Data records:
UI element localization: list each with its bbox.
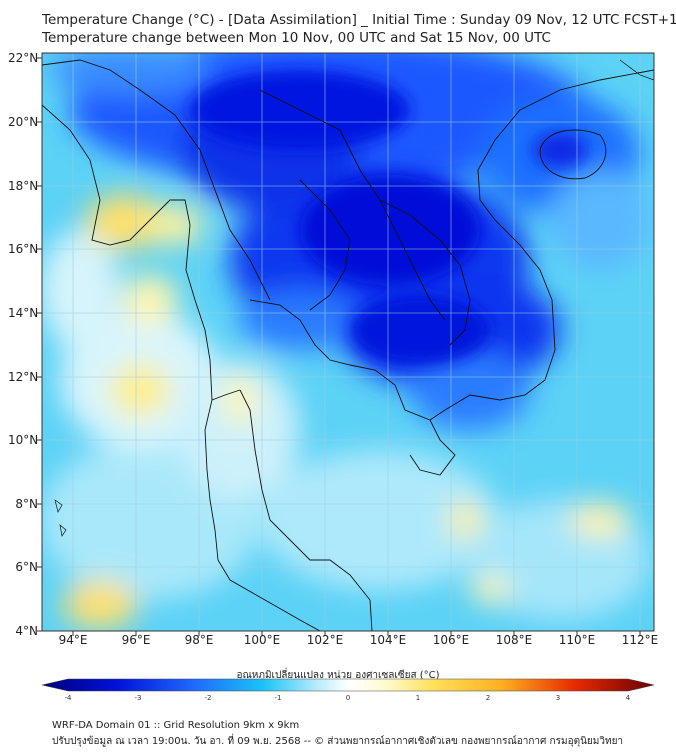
temperature-field (42, 53, 654, 631)
lon-label: 98°E (184, 633, 214, 647)
colorbar-tick: -3 (134, 694, 142, 702)
colorbar-tick: 2 (485, 694, 491, 702)
map-title: Temperature Change (°C) - [Data Assimila… (42, 12, 676, 28)
footer-update-info: ปรับปรุงข้อมูล ณ เวลา 19:00น. วัน อา. ที… (52, 736, 624, 747)
lon-label: 108°E (495, 633, 533, 647)
map-subtitle: Temperature change between Mon 10 Nov, 0… (42, 30, 551, 46)
lon-label: 110°E (558, 633, 596, 647)
footer-model-info: WRF-DA Domain 01 :: Grid Resolution 9km … (52, 720, 300, 731)
colorbar-label: อุณหภูมิเปลี่ยนแปลง หน่วย องศาเซลเซียส (… (236, 670, 440, 681)
lon-label: 100°E (243, 633, 281, 647)
colorbar-tick: 3 (555, 694, 561, 702)
lat-label: 10°N (8, 433, 39, 447)
lon-label: 104°E (369, 633, 407, 647)
lat-label: 14°N (8, 306, 39, 320)
lon-label: 112°E (621, 633, 659, 647)
colorbar-tick: -2 (204, 694, 212, 702)
lat-label: 20°N (8, 115, 39, 129)
lon-label: 96°E (121, 633, 151, 647)
graticule (42, 53, 654, 631)
lat-label: 12°N (8, 370, 39, 384)
coastlines (42, 59, 654, 631)
lon-label: 106°E (432, 633, 470, 647)
lat-label: 16°N (8, 242, 39, 256)
colorbar-tick: -4 (64, 694, 72, 702)
colorbar-tick: -1 (274, 694, 282, 702)
lat-label: 22°N (8, 51, 39, 65)
lat-label: 18°N (8, 179, 39, 193)
lat-label: 8°N (15, 497, 38, 511)
lat-label: 4°N (15, 624, 38, 638)
lon-label: 94°E (58, 633, 88, 647)
lon-label: 102°E (306, 633, 344, 647)
colorbar-tick: 0 (345, 694, 351, 702)
colorbar-tick: 4 (625, 694, 631, 702)
map-frame (41, 52, 655, 632)
colorbar-tick: 1 (415, 694, 421, 702)
lat-label: 6°N (15, 560, 38, 574)
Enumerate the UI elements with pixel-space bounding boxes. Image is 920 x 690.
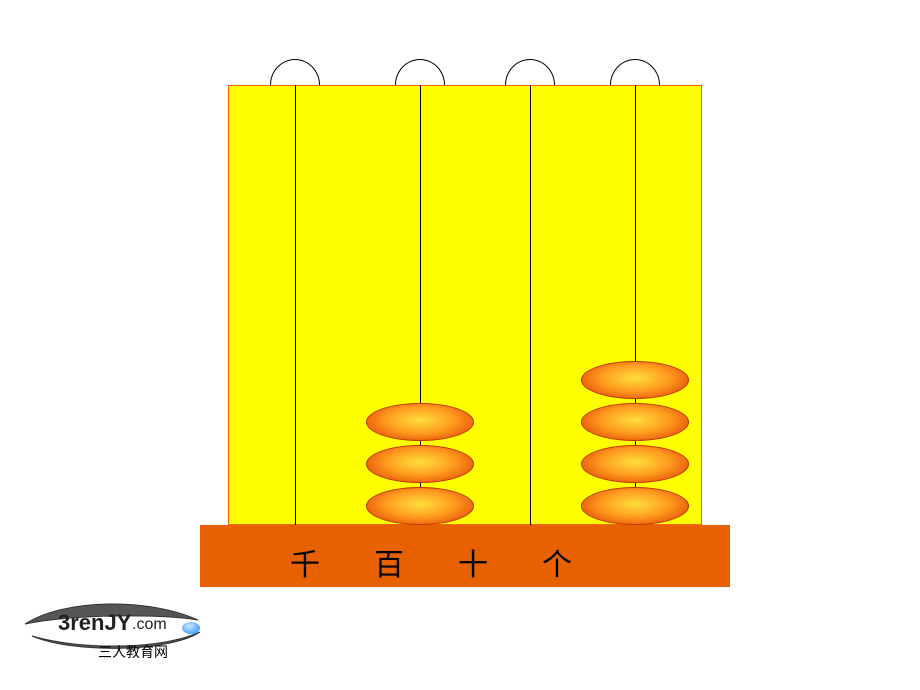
abacus-figure: 千 百 十 个 3renJY.com 三人教育网: [0, 0, 920, 690]
rod-arc-0: [270, 59, 320, 85]
bead-百-0: [366, 487, 474, 525]
logo-dot-icon: [182, 622, 200, 634]
rod-arc-3: [610, 59, 660, 85]
rod-arc-2: [505, 59, 555, 85]
bead-个-1: [581, 445, 689, 483]
bead-百-1: [366, 445, 474, 483]
bead-个-2: [581, 403, 689, 441]
place-label-1: 百: [374, 540, 404, 584]
rod-arc-1: [395, 59, 445, 85]
rod-line-2: [530, 85, 531, 525]
place-label-0: 千: [290, 540, 320, 584]
place-label-3: 个: [542, 540, 572, 584]
bead-个-0: [581, 487, 689, 525]
rod-line-0: [295, 85, 296, 525]
logo-text-main: 3renJY: [58, 610, 131, 636]
logo-subtitle: 三人教育网: [98, 642, 168, 662]
place-label-2: 十: [458, 540, 488, 584]
logo-text-suffix: .com: [132, 616, 167, 634]
bead-百-2: [366, 403, 474, 441]
bead-个-3: [581, 361, 689, 399]
site-logo: 3renJY.com 三人教育网: [20, 596, 210, 666]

• [WHAT IS NEEDED]
Copy every line of all the items above word for word, leaving out the pictures.

• [EXERCISE RESULT]
UI element localization: list each with its bbox.
temperature-field (42, 53, 654, 631)
lon-label: 98°E (184, 633, 214, 647)
colorbar-tick: -3 (134, 694, 142, 702)
colorbar-tick: 2 (485, 694, 491, 702)
map-title: Temperature Change (°C) - [Data Assimila… (42, 12, 676, 28)
footer-update-info: ปรับปรุงข้อมูล ณ เวลา 19:00น. วัน อา. ที… (52, 736, 624, 747)
lon-label: 108°E (495, 633, 533, 647)
map-subtitle: Temperature change between Mon 10 Nov, 0… (42, 30, 551, 46)
lon-label: 110°E (558, 633, 596, 647)
footer-model-info: WRF-DA Domain 01 :: Grid Resolution 9km … (52, 720, 300, 731)
colorbar-label: อุณหภูมิเปลี่ยนแปลง หน่วย องศาเซลเซียส (… (236, 670, 440, 681)
lon-label: 100°E (243, 633, 281, 647)
colorbar-tick: 3 (555, 694, 561, 702)
lat-label: 10°N (8, 433, 39, 447)
lon-label: 104°E (369, 633, 407, 647)
lat-label: 14°N (8, 306, 39, 320)
lon-label: 112°E (621, 633, 659, 647)
colorbar-tick: -2 (204, 694, 212, 702)
lat-label: 20°N (8, 115, 39, 129)
lon-label: 96°E (121, 633, 151, 647)
graticule (42, 53, 654, 631)
lat-label: 12°N (8, 370, 39, 384)
coastlines (42, 59, 654, 631)
lon-label: 106°E (432, 633, 470, 647)
lat-label: 16°N (8, 242, 39, 256)
colorbar-tick: -4 (64, 694, 72, 702)
colorbar-tick: -1 (274, 694, 282, 702)
lat-label: 22°N (8, 51, 39, 65)
lat-label: 18°N (8, 179, 39, 193)
lat-label: 8°N (15, 497, 38, 511)
lat-label: 4°N (15, 624, 38, 638)
lon-label: 94°E (58, 633, 88, 647)
lon-label: 102°E (306, 633, 344, 647)
colorbar-tick: 0 (345, 694, 351, 702)
colorbar-tick: 4 (625, 694, 631, 702)
map-frame (41, 52, 655, 632)
colorbar-tick: 1 (415, 694, 421, 702)
lat-label: 6°N (15, 560, 38, 574)
Enumerate the UI elements with pixel-space bounding boxes. Image is 920 x 690.
abacus-figure: 千 百 十 个 3renJY.com 三人教育网: [0, 0, 920, 690]
rod-arc-0: [270, 59, 320, 85]
bead-百-0: [366, 487, 474, 525]
logo-dot-icon: [182, 622, 200, 634]
rod-arc-3: [610, 59, 660, 85]
rod-arc-2: [505, 59, 555, 85]
bead-个-1: [581, 445, 689, 483]
bead-百-1: [366, 445, 474, 483]
bead-个-2: [581, 403, 689, 441]
place-label-1: 百: [374, 540, 404, 584]
rod-arc-1: [395, 59, 445, 85]
rod-line-2: [530, 85, 531, 525]
place-label-0: 千: [290, 540, 320, 584]
place-label-3: 个: [542, 540, 572, 584]
bead-个-0: [581, 487, 689, 525]
rod-line-0: [295, 85, 296, 525]
logo-text-main: 3renJY: [58, 610, 131, 636]
logo-subtitle: 三人教育网: [98, 642, 168, 662]
place-label-2: 十: [458, 540, 488, 584]
logo-text-suffix: .com: [132, 616, 167, 634]
bead-百-2: [366, 403, 474, 441]
bead-个-3: [581, 361, 689, 399]
site-logo: 3renJY.com 三人教育网: [20, 596, 210, 666]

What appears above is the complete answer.